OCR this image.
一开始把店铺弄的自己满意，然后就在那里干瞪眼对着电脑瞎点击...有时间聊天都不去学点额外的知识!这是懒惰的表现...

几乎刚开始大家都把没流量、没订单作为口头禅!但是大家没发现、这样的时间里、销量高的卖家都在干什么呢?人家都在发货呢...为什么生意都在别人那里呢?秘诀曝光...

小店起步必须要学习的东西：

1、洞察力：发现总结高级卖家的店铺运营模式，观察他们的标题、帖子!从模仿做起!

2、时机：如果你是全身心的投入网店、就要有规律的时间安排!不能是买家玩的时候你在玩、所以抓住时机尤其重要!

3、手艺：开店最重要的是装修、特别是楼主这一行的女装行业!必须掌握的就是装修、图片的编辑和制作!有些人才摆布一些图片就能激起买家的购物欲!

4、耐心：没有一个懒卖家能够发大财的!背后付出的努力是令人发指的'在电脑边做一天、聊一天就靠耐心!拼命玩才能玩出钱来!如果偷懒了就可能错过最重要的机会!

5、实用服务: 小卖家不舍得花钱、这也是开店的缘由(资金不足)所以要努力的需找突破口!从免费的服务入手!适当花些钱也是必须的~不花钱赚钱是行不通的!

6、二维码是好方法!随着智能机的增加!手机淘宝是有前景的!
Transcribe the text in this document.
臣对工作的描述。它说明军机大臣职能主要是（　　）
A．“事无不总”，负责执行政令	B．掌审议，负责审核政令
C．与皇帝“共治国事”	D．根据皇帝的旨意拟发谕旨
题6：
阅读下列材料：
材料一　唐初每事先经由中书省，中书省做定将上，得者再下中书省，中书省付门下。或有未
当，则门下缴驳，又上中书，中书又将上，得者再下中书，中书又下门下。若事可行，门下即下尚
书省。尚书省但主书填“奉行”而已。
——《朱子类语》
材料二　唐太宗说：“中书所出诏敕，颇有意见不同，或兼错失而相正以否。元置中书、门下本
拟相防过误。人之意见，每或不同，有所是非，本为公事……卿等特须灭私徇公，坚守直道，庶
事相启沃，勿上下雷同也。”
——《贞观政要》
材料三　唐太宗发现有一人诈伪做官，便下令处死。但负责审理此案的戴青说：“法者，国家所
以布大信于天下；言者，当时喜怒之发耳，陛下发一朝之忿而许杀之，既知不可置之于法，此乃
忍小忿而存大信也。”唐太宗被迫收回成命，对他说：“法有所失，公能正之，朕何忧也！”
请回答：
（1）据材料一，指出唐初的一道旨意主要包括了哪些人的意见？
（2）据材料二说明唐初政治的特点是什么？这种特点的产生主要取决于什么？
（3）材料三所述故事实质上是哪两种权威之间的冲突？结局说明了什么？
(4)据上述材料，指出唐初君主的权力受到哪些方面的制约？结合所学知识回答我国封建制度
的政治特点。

> _What you will do_
Write every record out again, unaltered.

> _The result_
OCR this image.
一开始把店铺弄的自己满意，然后就在那里干瞪眼对着电脑瞎点击...有时间聊天都不去学点额外的知识!这是懒惰的表现...

几乎刚开始大家都把没流量、没订单作为口头禅!但是大家没发现、这样的时间里、销量高的卖家都在干什么呢?人家都在发货呢...为什么生意都在别人那里呢?秘诀曝光...

小店起步必须要学习的东西：

1、洞察力：发现总结高级卖家的店铺运营模式，观察他们的标题、帖子!从模仿做起!

2、时机：如果你是全身心的投入网店、就要有规律的时间安排!不能是买家玩的时候你在玩、所以抓住时机尤其重要!

3、手艺：开店最重要的是装修、特别是楼主这一行的女装行业!必须掌握的就是装修、图片的编辑和制作!有些人才摆布一些图片就能激起买家的购物欲!

4、耐心：没有一个懒卖家能够发大财的!背后付出的努力是令人发指的'在电脑边做一天、聊一天就靠耐心!拼命玩才能玩出钱来!如果偷懒了就可能错过最重要的机会!

5、实用服务: 小卖家不舍得花钱、这也是开店的缘由(资金不足)所以要努力的需找突破口!从免费的服务入手!适当花些钱也是必须的~不花钱赚钱是行不通的!

6、二维码是好方法!随着智能机的增加!手机淘宝是有前景的!
Transcribe the text in this document.
臣对工作的描述。它说明军机大臣职能主要是（　　）
A．“事无不总”，负责执行政令	B．掌审议，负责审核政令
C．与皇帝“共治国事”	D．根据皇帝的旨意拟发谕旨
题6：
阅读下列材料：
材料一　唐初每事先经由中书省，中书省做定将上，得者再下中书省，中书省付门下。或有未
当，则门下缴驳，又上中书，中书又将上，得者再下中书，中书又下门下。若事可行，门下即下尚
书省。尚书省但主书填“奉行”而已。
——《朱子类语》
材料二　唐太宗说：“中书所出诏敕，颇有意见不同，或兼错失而相正以否。元置中书、门下本
拟相防过误。人之意见，每或不同，有所是非，本为公事……卿等特须灭私徇公，坚守直道，庶
事相启沃，勿上下雷同也。”
——《贞观政要》
材料三　唐太宗发现有一人诈伪做官，便下令处死。但负责审理此案的戴青说：“法者，国家所
以布大信于天下；言者，当时喜怒之发耳，陛下发一朝之忿而许杀之，既知不可置之于法，此乃
忍小忿而存大信也。”唐太宗被迫收回成命，对他说：“法有所失，公能正之，朕何忧也！”
请回答：
（1）据材料一，指出唐初的一道旨意主要包括了哪些人的意见？
（2）据材料二说明唐初政治的特点是什么？这种特点的产生主要取决于什么？
（3）材料三所述故事实质上是哪两种权威之间的冲突？结局说明了什么？
(4)据上述材料，指出唐初君主的权力受到哪些方面的制约？结合所学知识回答我国封建制度
的政治特点。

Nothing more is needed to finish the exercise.